**DIRECTION:** Pull out every line from the listing that has the word "public".

(Stored data)
==============================

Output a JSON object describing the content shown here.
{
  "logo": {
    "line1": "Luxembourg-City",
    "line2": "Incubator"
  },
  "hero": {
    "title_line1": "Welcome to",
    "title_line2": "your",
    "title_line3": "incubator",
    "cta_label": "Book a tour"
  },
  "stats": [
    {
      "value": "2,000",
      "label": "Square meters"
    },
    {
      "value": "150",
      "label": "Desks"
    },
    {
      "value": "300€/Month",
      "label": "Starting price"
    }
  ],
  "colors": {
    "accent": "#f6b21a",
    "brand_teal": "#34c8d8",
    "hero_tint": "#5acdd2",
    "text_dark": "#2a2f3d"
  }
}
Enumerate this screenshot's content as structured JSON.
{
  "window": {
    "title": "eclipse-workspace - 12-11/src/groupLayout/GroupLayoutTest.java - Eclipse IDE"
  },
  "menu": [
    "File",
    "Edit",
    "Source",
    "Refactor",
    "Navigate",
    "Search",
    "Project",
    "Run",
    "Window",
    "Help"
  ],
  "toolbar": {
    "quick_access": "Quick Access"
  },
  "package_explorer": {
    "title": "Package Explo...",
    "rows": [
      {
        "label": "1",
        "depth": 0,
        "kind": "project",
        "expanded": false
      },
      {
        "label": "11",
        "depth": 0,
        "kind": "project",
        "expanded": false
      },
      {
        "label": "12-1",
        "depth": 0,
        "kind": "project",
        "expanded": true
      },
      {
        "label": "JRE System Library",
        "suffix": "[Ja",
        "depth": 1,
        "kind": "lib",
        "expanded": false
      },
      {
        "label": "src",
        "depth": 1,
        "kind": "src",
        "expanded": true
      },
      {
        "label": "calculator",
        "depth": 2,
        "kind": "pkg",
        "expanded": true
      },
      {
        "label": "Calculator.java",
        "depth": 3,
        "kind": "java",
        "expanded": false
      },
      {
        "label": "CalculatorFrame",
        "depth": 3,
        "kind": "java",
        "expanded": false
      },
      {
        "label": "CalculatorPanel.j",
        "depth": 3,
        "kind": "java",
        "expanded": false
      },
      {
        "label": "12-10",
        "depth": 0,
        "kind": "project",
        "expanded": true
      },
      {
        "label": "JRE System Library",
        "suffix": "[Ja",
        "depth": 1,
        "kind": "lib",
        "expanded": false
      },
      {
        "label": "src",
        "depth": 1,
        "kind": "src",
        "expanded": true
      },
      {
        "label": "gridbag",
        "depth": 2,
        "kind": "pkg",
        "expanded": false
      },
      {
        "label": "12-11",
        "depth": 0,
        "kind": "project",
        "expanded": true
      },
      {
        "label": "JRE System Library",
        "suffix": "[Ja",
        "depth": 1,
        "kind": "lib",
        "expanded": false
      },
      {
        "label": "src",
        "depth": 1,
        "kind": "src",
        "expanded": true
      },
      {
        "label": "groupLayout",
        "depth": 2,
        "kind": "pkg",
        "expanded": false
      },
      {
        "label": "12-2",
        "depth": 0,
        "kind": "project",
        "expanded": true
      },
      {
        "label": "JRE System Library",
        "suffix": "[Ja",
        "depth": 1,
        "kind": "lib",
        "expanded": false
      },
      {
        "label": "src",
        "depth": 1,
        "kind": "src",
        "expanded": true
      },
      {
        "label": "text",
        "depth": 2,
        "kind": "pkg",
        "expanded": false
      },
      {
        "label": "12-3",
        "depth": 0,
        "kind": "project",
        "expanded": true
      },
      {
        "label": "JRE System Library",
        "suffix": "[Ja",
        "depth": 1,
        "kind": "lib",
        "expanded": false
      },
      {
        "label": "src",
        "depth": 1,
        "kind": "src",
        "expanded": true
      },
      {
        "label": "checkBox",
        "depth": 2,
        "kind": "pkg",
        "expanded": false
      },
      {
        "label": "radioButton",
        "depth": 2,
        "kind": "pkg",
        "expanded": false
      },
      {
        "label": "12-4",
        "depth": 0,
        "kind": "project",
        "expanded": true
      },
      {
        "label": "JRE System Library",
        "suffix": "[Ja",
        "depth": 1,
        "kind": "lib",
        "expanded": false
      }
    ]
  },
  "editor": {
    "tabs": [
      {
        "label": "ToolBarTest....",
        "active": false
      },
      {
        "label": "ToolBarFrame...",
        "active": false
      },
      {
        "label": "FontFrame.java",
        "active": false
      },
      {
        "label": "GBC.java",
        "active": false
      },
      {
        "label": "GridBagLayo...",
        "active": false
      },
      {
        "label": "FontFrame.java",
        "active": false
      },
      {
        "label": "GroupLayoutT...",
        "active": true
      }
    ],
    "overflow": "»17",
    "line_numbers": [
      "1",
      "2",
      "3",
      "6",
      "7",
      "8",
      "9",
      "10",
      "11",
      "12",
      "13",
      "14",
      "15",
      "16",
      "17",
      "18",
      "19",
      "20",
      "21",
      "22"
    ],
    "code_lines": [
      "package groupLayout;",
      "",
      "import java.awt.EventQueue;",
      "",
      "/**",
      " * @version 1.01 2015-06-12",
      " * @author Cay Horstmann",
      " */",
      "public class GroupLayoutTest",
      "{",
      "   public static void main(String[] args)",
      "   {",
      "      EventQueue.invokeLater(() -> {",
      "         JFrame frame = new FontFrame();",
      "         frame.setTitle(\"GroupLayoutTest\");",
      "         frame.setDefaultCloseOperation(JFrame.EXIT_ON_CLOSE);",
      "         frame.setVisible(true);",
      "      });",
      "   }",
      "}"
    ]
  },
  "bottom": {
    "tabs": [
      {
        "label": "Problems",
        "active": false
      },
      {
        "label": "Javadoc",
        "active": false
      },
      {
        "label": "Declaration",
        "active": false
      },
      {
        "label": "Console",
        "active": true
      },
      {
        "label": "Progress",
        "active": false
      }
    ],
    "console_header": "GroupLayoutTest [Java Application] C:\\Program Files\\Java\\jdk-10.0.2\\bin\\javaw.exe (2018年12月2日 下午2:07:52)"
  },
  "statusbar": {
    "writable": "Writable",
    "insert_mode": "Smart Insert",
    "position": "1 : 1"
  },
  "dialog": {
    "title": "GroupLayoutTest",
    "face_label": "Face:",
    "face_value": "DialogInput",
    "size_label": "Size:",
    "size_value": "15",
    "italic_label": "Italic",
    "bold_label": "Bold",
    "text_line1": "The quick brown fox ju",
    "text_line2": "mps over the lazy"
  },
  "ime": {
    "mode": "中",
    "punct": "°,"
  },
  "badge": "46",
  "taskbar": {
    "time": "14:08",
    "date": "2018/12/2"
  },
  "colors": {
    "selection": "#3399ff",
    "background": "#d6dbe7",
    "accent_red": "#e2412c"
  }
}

==============================

**FINAL RESULT:**
      "public class GroupLayoutTest",
      "   public static void main(String[] args)",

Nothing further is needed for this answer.